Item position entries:
╔══
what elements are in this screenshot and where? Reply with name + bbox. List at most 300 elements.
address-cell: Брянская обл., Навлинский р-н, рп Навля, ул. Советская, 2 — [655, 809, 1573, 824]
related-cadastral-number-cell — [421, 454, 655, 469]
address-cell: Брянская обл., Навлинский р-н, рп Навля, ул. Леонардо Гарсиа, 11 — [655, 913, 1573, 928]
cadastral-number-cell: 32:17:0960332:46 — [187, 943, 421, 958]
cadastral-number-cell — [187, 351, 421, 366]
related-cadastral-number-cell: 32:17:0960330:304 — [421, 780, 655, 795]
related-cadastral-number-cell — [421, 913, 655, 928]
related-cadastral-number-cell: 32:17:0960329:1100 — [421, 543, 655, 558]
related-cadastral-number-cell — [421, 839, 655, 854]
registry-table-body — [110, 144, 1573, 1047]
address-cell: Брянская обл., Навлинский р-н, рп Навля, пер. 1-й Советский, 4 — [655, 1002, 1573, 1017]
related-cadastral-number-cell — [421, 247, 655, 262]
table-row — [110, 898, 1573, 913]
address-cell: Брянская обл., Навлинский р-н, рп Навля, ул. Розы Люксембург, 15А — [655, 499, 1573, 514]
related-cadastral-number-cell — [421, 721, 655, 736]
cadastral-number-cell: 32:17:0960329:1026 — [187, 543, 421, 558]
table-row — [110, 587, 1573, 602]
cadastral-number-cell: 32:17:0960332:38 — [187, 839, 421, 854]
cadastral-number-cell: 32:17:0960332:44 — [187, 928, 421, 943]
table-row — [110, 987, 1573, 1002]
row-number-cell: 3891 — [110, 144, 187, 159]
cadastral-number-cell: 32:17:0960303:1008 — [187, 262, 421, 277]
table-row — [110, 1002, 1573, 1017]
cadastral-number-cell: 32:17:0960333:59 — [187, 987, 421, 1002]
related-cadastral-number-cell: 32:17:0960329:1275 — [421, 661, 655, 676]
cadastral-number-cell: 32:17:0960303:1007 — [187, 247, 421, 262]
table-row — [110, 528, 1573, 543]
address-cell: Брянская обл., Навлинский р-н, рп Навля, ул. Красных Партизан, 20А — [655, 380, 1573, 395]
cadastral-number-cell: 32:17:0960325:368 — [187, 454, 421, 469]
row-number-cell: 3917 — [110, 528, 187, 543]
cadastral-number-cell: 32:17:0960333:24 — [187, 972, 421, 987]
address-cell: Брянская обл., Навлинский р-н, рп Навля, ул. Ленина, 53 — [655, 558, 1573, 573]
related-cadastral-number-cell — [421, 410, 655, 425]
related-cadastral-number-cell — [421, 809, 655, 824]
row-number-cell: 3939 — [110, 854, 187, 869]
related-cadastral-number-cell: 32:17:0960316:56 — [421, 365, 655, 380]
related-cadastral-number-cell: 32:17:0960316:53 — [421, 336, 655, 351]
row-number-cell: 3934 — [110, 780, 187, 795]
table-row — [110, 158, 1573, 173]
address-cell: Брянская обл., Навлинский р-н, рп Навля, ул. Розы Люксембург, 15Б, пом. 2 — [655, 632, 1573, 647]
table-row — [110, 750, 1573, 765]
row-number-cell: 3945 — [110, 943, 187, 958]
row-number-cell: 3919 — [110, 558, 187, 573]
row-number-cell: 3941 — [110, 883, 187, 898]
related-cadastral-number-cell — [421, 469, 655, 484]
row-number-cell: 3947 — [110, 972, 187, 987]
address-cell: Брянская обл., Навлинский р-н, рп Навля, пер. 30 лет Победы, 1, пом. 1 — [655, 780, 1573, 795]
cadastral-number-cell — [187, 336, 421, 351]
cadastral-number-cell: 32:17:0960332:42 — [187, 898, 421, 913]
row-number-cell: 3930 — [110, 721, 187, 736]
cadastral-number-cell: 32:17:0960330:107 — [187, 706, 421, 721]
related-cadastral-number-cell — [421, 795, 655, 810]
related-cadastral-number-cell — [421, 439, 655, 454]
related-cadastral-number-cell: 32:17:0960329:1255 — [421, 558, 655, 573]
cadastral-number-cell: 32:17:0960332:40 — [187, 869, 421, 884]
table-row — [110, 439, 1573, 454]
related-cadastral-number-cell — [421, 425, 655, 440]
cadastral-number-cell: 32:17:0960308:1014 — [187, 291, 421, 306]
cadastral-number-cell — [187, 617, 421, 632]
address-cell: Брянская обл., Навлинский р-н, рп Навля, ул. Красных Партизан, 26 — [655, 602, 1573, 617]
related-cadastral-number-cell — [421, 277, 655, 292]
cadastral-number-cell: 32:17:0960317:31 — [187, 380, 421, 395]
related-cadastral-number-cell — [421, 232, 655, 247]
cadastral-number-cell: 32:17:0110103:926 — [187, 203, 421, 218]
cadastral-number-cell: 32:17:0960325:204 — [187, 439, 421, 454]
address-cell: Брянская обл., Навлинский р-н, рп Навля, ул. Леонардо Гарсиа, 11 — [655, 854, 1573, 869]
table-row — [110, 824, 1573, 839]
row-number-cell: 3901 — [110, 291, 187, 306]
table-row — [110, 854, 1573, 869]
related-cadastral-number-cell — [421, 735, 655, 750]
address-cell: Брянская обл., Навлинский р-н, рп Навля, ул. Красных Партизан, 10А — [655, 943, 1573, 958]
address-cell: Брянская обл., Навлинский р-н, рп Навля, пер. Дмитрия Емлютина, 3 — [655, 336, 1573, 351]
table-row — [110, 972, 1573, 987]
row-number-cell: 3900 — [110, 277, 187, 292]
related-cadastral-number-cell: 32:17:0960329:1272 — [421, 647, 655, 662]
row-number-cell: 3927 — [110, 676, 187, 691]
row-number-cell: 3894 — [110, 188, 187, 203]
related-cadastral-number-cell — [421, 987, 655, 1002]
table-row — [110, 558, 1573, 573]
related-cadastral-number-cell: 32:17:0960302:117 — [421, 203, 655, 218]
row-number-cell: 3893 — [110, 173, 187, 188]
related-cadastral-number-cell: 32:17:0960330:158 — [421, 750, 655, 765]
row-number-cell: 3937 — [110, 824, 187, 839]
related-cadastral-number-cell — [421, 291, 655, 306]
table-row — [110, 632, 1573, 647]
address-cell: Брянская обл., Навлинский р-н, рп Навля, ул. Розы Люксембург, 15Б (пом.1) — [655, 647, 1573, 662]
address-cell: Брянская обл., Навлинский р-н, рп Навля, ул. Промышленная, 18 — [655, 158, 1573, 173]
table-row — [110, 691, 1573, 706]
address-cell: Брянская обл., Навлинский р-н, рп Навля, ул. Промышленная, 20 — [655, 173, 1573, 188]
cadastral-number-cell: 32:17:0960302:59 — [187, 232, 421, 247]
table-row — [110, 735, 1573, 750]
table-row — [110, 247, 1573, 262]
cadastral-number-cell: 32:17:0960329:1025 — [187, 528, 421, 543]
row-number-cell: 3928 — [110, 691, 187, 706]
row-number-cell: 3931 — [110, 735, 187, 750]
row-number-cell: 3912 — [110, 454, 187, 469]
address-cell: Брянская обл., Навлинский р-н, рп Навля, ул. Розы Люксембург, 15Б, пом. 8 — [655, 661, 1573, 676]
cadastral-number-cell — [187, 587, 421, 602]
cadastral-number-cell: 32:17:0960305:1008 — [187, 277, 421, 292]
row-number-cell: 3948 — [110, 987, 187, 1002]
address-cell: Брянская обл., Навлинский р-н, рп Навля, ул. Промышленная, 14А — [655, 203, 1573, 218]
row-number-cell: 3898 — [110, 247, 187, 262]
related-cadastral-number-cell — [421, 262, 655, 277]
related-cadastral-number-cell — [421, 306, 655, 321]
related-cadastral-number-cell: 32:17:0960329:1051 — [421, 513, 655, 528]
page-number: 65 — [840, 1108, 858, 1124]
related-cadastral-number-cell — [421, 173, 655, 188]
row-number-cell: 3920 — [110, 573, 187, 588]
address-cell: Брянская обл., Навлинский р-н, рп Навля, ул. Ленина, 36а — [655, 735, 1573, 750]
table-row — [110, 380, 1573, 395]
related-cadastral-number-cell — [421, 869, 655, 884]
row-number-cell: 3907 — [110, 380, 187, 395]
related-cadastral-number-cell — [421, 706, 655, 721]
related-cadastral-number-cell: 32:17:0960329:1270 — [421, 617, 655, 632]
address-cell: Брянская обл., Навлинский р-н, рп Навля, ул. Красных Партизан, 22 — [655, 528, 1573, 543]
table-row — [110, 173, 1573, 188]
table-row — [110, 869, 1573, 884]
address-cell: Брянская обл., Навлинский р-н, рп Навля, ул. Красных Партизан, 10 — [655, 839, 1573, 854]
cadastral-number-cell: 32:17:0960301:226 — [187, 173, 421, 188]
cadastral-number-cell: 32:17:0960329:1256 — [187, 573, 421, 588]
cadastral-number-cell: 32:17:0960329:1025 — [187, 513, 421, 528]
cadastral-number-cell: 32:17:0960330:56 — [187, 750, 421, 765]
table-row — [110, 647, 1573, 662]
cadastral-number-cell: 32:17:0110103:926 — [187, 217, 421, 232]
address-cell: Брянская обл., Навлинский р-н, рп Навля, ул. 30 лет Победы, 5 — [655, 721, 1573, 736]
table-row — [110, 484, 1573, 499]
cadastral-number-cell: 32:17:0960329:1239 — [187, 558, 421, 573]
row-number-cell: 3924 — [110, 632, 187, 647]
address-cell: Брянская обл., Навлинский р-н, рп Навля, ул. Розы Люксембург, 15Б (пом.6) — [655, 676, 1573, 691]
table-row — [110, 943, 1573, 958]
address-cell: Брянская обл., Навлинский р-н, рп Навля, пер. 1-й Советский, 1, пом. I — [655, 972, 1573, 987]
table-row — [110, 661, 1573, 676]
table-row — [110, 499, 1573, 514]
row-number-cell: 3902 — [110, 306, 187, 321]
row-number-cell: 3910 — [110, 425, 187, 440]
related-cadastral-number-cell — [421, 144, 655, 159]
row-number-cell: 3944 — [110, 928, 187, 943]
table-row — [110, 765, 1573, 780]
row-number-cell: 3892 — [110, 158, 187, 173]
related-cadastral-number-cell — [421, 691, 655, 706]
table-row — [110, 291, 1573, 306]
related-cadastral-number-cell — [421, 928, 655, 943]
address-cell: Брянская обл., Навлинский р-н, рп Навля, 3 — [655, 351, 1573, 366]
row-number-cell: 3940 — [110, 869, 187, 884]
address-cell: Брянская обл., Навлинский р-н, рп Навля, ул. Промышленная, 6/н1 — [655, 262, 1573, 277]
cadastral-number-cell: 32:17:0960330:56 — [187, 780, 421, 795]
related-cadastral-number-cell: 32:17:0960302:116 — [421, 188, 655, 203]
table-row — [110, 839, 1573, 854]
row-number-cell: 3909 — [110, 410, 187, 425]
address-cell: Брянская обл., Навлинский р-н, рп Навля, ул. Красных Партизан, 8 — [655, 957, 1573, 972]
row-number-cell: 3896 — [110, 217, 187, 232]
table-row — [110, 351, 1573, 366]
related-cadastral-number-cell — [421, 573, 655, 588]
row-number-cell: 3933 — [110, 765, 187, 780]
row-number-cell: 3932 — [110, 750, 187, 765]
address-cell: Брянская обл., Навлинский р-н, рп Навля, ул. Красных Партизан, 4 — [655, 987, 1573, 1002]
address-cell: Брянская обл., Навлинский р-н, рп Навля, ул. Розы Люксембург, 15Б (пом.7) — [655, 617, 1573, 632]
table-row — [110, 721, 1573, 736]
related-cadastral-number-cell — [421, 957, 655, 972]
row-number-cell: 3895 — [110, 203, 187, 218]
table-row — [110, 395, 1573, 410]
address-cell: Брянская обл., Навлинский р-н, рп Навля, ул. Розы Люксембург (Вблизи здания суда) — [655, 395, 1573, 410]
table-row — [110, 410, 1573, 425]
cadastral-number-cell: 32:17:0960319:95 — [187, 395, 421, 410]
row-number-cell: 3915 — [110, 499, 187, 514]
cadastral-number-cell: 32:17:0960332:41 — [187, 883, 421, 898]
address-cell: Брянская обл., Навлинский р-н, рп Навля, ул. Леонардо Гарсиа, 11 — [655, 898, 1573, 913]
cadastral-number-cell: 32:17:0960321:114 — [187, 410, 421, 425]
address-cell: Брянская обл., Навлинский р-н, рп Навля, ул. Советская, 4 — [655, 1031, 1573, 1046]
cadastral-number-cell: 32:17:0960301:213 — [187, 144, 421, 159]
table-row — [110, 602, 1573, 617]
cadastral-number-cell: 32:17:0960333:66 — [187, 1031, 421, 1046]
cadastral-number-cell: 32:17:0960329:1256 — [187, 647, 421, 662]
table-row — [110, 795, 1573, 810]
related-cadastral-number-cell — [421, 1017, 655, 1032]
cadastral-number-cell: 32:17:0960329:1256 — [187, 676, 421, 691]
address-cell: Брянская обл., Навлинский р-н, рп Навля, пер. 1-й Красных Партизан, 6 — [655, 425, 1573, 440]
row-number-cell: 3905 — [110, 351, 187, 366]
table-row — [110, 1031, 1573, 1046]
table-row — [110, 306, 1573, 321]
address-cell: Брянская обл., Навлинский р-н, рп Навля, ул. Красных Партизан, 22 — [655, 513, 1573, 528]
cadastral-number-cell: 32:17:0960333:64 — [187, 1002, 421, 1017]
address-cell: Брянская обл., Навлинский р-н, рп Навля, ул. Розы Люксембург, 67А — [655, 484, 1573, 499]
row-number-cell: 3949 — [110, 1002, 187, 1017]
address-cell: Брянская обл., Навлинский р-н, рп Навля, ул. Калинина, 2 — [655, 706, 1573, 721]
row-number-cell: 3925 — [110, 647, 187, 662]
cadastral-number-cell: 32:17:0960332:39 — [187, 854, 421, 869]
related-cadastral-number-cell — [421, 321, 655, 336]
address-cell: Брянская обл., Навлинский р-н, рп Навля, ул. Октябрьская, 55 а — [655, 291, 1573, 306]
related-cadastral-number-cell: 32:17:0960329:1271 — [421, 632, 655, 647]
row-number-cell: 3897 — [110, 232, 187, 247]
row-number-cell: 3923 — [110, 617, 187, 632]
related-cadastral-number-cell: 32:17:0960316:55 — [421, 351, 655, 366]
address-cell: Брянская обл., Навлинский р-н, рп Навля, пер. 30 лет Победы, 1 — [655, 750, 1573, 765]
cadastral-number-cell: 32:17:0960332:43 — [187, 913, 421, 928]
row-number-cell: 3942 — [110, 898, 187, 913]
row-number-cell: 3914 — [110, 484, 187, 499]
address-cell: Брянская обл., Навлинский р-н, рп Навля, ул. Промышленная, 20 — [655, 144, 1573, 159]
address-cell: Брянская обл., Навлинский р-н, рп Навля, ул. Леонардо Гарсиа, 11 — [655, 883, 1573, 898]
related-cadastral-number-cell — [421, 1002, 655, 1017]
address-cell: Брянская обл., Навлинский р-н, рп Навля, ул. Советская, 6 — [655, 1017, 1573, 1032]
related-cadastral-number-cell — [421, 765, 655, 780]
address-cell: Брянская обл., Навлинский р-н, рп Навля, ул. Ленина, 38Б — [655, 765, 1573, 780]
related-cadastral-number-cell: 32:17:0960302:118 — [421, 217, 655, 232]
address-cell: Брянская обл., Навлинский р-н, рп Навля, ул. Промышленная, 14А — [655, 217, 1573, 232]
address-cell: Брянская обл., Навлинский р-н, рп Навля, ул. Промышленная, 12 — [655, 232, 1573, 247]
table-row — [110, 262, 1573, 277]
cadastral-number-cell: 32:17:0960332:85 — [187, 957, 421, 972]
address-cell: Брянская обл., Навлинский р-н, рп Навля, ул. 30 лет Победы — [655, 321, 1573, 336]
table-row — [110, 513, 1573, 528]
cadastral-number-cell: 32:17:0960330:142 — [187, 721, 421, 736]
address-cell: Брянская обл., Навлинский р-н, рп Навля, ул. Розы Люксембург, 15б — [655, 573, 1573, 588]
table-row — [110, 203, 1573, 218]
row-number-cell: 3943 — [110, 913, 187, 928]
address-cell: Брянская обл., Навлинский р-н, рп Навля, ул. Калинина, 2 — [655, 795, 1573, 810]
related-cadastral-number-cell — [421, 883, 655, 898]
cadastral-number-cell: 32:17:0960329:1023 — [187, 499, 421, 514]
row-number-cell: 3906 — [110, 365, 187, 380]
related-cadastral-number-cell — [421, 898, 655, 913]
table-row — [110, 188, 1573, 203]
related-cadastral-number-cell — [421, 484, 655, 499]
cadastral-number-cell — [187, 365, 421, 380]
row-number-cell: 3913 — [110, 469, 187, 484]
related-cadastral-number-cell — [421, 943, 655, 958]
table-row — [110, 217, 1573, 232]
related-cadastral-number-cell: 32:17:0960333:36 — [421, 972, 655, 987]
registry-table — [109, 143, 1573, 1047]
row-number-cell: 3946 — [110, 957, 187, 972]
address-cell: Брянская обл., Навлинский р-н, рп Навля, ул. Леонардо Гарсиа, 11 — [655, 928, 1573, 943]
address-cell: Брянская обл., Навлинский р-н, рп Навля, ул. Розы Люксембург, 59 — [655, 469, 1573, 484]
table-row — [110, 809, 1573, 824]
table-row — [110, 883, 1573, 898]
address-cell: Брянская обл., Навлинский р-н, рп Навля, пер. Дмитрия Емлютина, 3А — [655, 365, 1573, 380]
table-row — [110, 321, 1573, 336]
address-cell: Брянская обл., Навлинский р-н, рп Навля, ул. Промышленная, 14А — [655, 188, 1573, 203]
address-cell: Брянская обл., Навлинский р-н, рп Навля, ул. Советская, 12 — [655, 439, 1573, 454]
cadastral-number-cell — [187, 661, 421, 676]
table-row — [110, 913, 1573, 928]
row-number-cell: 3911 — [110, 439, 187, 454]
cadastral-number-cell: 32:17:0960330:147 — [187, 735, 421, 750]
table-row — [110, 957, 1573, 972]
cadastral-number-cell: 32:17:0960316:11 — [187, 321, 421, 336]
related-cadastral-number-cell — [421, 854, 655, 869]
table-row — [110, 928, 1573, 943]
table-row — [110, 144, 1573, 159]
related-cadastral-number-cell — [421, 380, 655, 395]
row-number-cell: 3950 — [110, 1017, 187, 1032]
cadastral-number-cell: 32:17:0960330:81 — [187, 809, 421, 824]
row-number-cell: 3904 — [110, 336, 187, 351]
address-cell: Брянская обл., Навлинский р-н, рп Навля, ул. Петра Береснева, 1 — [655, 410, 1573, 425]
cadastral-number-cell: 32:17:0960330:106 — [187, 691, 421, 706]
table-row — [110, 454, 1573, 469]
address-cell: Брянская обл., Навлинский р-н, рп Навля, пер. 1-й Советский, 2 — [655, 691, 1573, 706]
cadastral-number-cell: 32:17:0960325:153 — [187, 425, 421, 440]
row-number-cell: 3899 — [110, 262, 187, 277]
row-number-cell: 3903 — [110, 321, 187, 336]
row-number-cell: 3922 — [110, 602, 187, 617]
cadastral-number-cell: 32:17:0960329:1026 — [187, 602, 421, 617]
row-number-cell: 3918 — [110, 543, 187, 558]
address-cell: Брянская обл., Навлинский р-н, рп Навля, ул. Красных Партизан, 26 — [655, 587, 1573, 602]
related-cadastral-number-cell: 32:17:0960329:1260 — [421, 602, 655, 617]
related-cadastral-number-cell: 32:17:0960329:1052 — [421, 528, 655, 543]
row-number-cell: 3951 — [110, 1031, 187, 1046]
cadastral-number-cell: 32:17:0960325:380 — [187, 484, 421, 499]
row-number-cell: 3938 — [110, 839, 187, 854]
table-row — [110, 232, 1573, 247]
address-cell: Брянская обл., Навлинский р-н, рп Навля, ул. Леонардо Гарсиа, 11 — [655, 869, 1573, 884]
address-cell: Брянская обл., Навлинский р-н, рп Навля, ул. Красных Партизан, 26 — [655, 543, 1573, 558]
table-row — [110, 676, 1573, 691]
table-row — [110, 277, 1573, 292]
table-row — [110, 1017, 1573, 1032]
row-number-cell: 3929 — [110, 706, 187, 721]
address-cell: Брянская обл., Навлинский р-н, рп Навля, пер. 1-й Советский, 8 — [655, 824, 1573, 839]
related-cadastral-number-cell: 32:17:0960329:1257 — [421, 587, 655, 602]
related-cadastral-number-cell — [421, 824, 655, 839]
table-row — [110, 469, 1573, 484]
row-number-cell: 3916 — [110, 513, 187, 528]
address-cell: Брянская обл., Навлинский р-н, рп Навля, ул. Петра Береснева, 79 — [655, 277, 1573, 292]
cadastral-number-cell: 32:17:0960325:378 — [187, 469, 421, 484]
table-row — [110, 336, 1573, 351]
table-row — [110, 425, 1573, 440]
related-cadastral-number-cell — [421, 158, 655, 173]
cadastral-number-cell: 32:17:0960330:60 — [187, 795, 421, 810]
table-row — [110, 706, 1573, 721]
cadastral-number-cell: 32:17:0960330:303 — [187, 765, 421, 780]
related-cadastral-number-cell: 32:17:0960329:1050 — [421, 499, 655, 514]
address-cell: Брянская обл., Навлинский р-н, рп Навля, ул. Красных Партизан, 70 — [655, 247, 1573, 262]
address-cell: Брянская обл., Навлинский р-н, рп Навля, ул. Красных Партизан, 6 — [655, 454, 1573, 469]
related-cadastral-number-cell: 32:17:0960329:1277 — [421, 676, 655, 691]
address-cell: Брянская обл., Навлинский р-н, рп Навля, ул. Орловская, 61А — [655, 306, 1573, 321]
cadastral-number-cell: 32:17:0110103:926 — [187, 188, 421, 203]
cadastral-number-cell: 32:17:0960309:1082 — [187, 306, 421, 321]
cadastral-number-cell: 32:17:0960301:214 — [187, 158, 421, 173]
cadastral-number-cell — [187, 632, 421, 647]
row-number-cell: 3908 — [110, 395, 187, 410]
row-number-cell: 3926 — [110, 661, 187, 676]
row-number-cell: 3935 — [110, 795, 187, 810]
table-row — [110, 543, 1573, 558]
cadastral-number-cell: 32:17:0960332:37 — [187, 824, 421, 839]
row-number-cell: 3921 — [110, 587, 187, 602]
╚══
_Set task_
Swap "table-row" for "grid-row" throughout the entries, from the very first line through the line containing "cadastral-number-cell: 32:17:0960333:24 —", inclusive. Reproduce those lines with everything else unchanged.

_Task result_
what elements are in this screenshot and where? Reply with name + bbox. List at most 300 elements.
address-cell: Брянская обл., Навлинский р-н, рп Навля, ул. Советская, 2 — [655, 809, 1573, 824]
related-cadastral-number-cell — [421, 454, 655, 469]
address-cell: Брянская обл., Навлинский р-н, рп Навля, ул. Леонардо Гарсиа, 11 — [655, 913, 1573, 928]
cadastral-number-cell: 32:17:0960332:46 — [187, 943, 421, 958]
cadastral-number-cell — [187, 351, 421, 366]
related-cadastral-number-cell: 32:17:0960330:304 — [421, 780, 655, 795]
related-cadastral-number-cell — [421, 913, 655, 928]
related-cadastral-number-cell: 32:17:0960329:1100 — [421, 543, 655, 558]
related-cadastral-number-cell — [421, 839, 655, 854]
registry-table-body — [110, 144, 1573, 1047]
address-cell: Брянская обл., Навлинский р-н, рп Навля, пер. 1-й Советский, 4 — [655, 1002, 1573, 1017]
related-cadastral-number-cell — [421, 247, 655, 262]
grid-row — [110, 898, 1573, 913]
address-cell: Брянская обл., Навлинский р-н, рп Навля, ул. Розы Люксембург, 15А — [655, 499, 1573, 514]
related-cadastral-number-cell — [421, 721, 655, 736]
cadastral-number-cell: 32:17:0960329:1026 — [187, 543, 421, 558]
grid-row — [110, 587, 1573, 602]
cadastral-number-cell: 32:17:0960332:38 — [187, 839, 421, 854]
cadastral-number-cell: 32:17:0960332:44 — [187, 928, 421, 943]
grid-row — [110, 987, 1573, 1002]
row-number-cell: 3891 — [110, 144, 187, 159]
cadastral-number-cell: 32:17:0960303:1008 — [187, 262, 421, 277]
grid-row — [110, 1002, 1573, 1017]
cadastral-number-cell: 32:17:0960333:59 — [187, 987, 421, 1002]
related-cadastral-number-cell: 32:17:0960329:1275 — [421, 661, 655, 676]
cadastral-number-cell: 32:17:0960303:1007 — [187, 247, 421, 262]
grid-row — [110, 528, 1573, 543]
address-cell: Брянская обл., Навлинский р-н, рп Навля, ул. Красных Партизан, 20А — [655, 380, 1573, 395]
cadastral-number-cell: 32:17:0960325:368 — [187, 454, 421, 469]
row-number-cell: 3917 — [110, 528, 187, 543]
cadastral-number-cell: 32:17:0960333:24 — [187, 972, 421, 987]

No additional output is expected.